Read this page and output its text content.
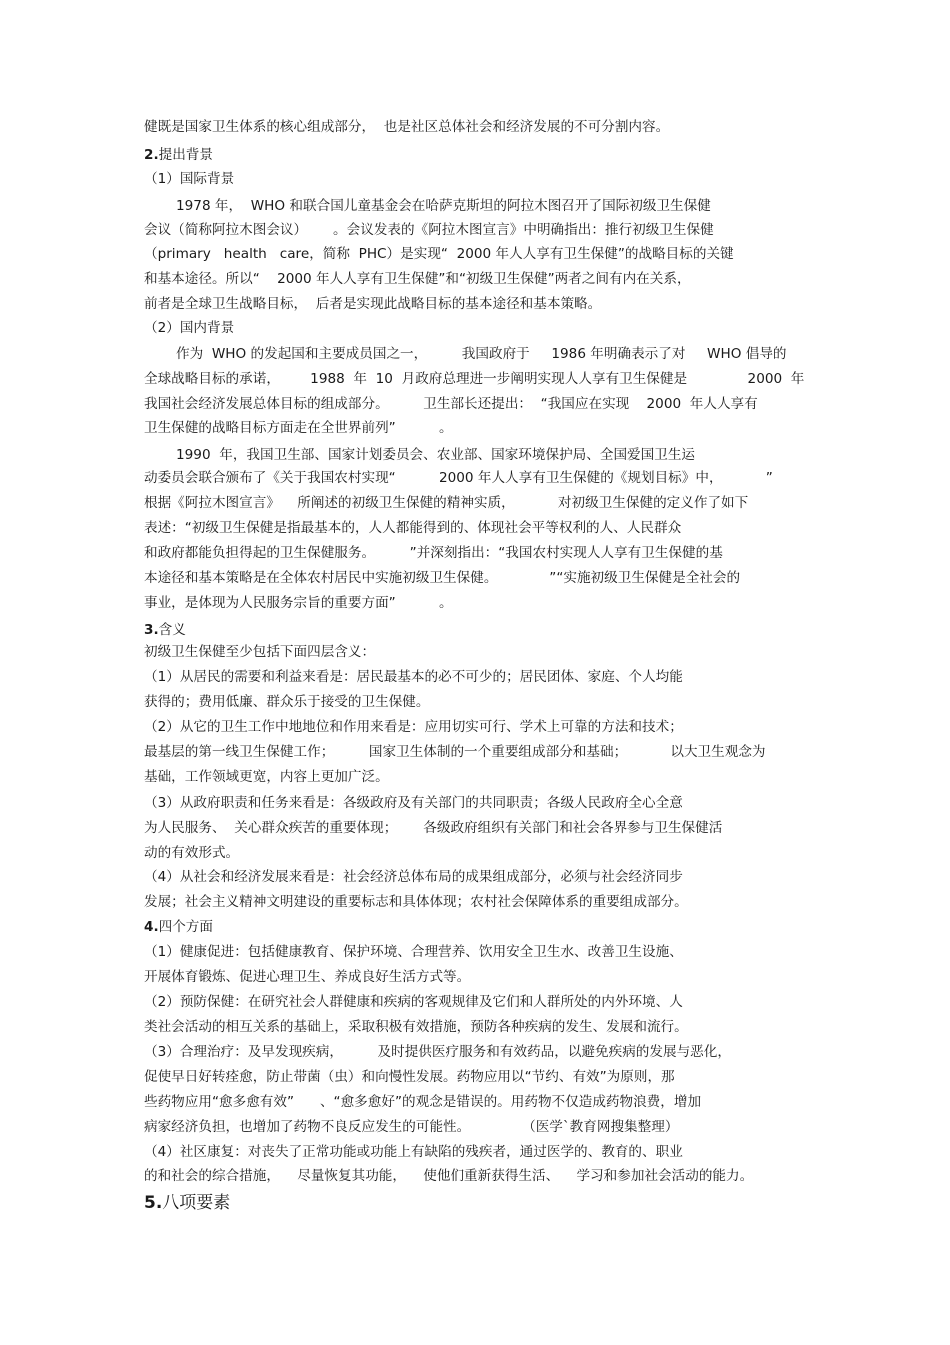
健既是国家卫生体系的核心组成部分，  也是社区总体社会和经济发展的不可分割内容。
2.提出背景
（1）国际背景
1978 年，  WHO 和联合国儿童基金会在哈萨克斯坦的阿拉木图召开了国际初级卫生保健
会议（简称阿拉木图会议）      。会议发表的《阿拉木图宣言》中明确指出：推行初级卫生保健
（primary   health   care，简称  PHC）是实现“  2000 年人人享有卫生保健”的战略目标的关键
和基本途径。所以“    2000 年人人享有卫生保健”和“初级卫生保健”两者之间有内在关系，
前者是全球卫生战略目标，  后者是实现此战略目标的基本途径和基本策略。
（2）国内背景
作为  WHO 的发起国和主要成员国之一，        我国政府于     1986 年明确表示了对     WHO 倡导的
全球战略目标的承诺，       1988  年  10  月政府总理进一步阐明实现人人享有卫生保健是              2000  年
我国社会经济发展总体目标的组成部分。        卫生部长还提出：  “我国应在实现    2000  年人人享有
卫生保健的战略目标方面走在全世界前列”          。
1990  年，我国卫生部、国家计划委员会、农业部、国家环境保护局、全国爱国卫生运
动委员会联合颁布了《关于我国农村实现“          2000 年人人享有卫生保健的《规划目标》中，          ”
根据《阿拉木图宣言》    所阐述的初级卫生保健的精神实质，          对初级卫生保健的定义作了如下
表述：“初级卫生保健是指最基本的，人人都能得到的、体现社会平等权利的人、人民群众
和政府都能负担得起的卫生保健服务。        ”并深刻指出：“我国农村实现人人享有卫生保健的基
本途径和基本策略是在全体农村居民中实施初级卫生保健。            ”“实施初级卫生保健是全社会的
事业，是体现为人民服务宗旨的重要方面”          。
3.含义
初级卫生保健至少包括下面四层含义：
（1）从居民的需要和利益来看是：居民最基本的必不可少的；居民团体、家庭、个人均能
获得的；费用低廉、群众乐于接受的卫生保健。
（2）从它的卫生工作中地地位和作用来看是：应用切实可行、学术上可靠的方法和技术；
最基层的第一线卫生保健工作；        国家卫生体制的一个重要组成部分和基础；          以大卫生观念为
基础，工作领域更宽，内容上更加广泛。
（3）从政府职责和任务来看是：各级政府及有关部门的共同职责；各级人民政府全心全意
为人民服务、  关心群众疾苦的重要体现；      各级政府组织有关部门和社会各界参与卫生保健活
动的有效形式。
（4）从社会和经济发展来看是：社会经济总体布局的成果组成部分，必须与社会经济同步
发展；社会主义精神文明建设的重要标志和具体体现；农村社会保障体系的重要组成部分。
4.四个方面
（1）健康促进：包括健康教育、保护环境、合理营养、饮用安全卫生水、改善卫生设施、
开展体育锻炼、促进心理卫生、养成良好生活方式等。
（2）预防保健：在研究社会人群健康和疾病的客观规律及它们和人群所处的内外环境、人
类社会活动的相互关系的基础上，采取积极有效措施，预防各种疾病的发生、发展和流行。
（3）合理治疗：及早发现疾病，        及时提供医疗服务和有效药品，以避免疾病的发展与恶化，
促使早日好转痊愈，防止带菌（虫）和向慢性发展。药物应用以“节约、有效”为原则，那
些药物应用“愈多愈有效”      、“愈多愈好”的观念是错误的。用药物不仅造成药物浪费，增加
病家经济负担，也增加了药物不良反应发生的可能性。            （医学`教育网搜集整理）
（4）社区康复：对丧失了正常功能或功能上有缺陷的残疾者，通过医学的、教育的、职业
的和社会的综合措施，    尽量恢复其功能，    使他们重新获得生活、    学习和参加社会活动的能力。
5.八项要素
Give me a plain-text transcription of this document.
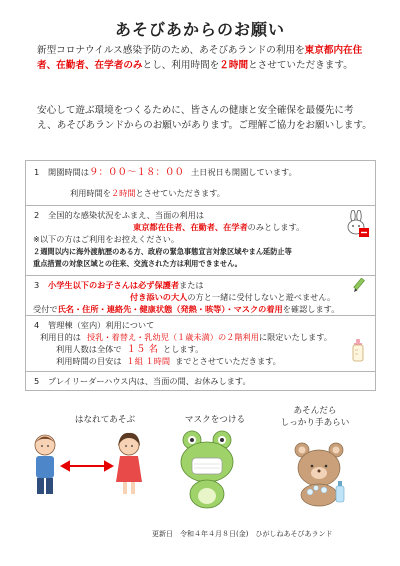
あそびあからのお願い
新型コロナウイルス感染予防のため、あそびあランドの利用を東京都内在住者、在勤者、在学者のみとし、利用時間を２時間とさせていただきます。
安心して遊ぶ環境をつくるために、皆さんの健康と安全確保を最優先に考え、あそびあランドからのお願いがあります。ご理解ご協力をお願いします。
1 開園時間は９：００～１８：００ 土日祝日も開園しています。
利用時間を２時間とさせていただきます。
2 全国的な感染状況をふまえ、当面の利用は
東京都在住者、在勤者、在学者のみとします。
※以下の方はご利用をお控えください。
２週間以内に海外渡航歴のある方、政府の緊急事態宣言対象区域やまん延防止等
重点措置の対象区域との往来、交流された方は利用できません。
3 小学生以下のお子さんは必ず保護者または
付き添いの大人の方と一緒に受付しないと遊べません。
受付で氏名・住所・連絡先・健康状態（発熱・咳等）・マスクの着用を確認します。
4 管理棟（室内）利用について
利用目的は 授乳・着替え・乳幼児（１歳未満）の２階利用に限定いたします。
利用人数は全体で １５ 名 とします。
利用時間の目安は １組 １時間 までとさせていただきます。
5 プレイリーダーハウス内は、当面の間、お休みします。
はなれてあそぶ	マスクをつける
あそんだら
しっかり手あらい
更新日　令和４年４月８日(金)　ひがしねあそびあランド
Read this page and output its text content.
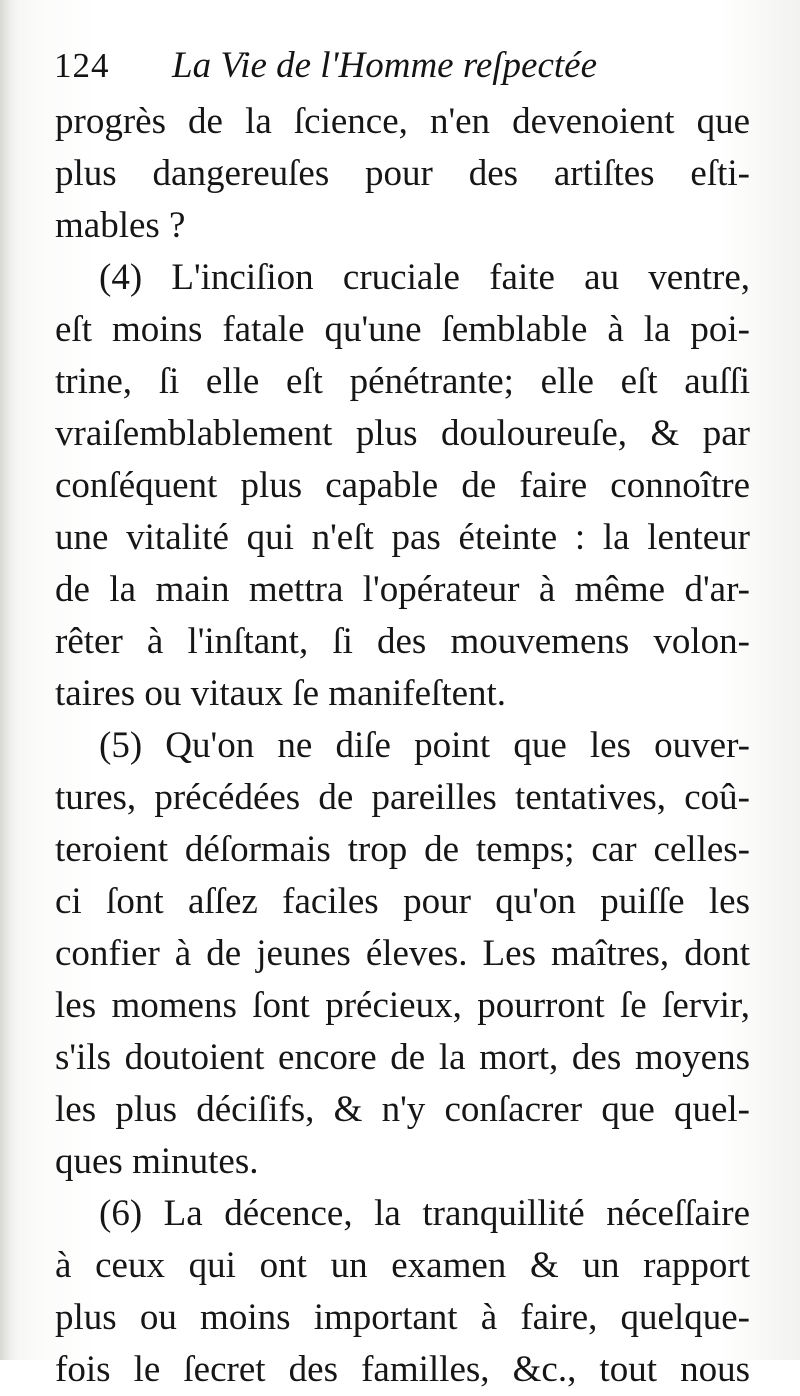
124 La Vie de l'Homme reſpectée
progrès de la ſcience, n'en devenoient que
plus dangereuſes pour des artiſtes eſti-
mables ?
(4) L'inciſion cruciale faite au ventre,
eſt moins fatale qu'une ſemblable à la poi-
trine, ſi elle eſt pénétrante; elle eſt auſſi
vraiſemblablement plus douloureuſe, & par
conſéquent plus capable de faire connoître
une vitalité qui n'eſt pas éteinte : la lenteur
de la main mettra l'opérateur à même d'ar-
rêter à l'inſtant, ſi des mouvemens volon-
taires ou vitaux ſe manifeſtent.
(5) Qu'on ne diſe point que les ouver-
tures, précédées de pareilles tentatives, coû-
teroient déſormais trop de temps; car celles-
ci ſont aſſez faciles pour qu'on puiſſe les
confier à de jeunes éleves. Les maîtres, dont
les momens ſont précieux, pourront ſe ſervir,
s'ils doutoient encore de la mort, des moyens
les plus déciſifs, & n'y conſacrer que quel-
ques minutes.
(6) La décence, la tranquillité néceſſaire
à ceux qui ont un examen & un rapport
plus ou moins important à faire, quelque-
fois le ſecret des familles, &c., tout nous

| Aim of the task |
Copy every line of the entries above in which "ſont" occurs.

| The answer |
ci ſont aſſez faciles pour qu'on puiſſe les
les momens ſont précieux, pourront ſe ſervir,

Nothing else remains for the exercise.